__WHAT TO WORK ON__:
A. In the Nvidia speculation thread, reproduce the passage that begins at the words "As you pointed" and stops after "every other clock.", swapping "register bandwidth" for "operand bandwidth".
B. According to the Nvidia speculation thread, what pipeline latency did Volta and Turing have, and what was it on Pascal?

Nvidia Post-Volta (Ampere?) Rumor and Speculation Thread

trinibwoy · Feb 25, 2020

Benetanegia said:
For the same reason they included the INT unit in the first place, I suppose (it's more efficient?). This move (if at all real and not fake) would simply fix the FP:INT ratio. Because, right now in Turing there's nothing to switch to, nothing to schedule to the INT pipe in 64% of cases, since there's supposedly only 36 INT per 100 FP instructions.

Per Nvidia docs one of the benefits of the INT pipe is to initiate data loads for the next iteration of a loop while the FP pipe is processing the current iteration. Initiating data loads as early as possible likely leads to more efficient use of bandwidth across the memory hierarchy especially for tight loops with a high INT:FP ratio.

As you pointed out that's less helpful in other cases where the FP:INT ratio is high. Half the available register bandwidth goes to waste as there are no execution units available to issue to every other clock.

The pipeline latency on Volta/Turing also dropped to 4 cycles from 6 on Pascal. Not sure if that was also due to splitting out the INT pipe.

CarstenS · Feb 25, 2020

I simply cannot believe that Nvidia would go back Kepler-style while at the same time keep the register file at 64 kiB per processing block (quarter-SM). That would only increase contention, forcing more data movement in and out of registers, increasing power and blocking execution of more complex workloads. I call thus fake.

DegustatoR · Feb 25, 2020

trinibwoy said:
Ah, now I get it. Yeah that would be interesting and a relatively cheap way to increase FP throughput. It begs the question though of why go through all that trouble instead of just using Pascal style 32-wide combined INT+FP units.

What if it's actually 16 INT + 16 INT/FP32 + 16 FP32?

w0lfram · Feb 25, 2020

DavidGraham said:
Take that Navi die, put it at 16nm and come back and ask the same question.

The 2070 also supports a whole lot more of functional units, Tensor cores, Ray Tracing cores, INT32 units ..etc, which means it does more functions at the same transistor budget as Navi, and with an older process.

TU-106 gets beat by Navi-10 in Games & by 20% in some instances. Subsequently, Navi-10 in many instances, beats the 2070 SUPER, too... (cut-down TU-102)

Turing can't compete with rdna, how will it compete with rdna2..?

Rootax · Feb 25, 2020

w0lfram said:
TU-106 gets beat by Navi-10 in Games & by 20% in some instances. Subsequently, Navi-10 in many instances, beats the 2070 SUPER, too... (cut-down TU-102)

Turing can't compete with rdna, how will it compete with rdna2..?

Please stop.

2070 super is most of the time better than 5700 xt : https://www.techspot.com/review/1902-geforce-rtx-2070-super-vs-radeon-5700-xt/

DegustatoR · Feb 25, 2020

Navi 10 doesn't beat TU106/2070 either: https://www.techpowerup.com/review/amd-radeon-rx-5700-xt/28.html

What it does however is lack all new features of Turing and run at 30% more power while using a whole node advantage compared to TU106.

__COLLECTED MATERIAL__:

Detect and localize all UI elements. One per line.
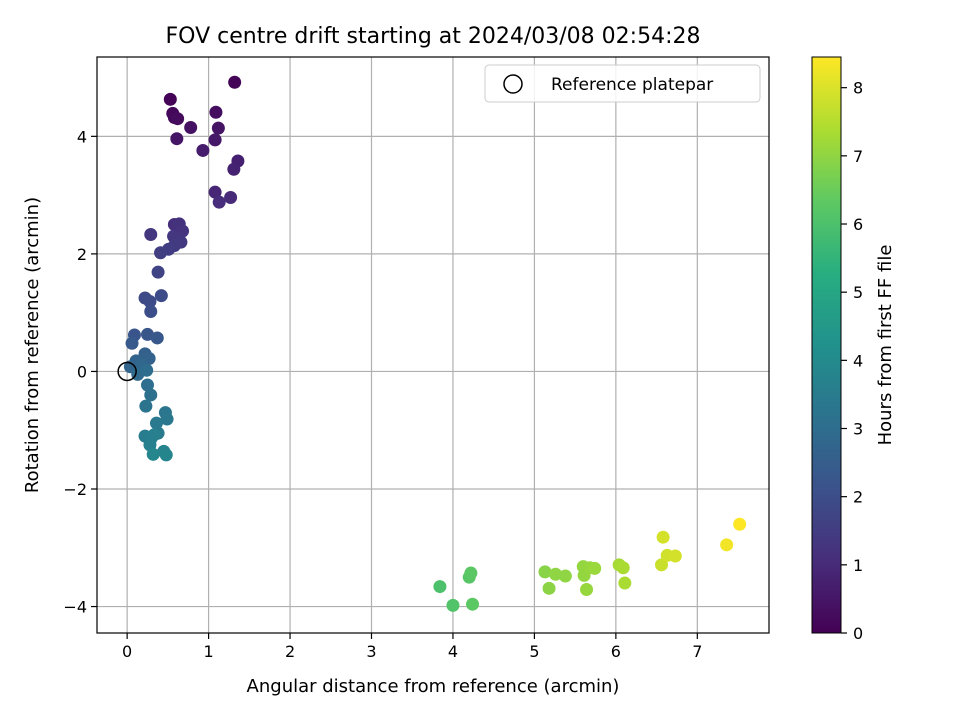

__RESULTS FOR EACH TASK__:
A.
As you pointed out that's less helpful in other cases where the FP:INT ratio is high. Half the available operand bandwidth goes to waste as there are no execution units available to issue to every other clock.

B. Volta and Turing had a pipeline latency of 4 cycles, down from 6 cycles on Pascal.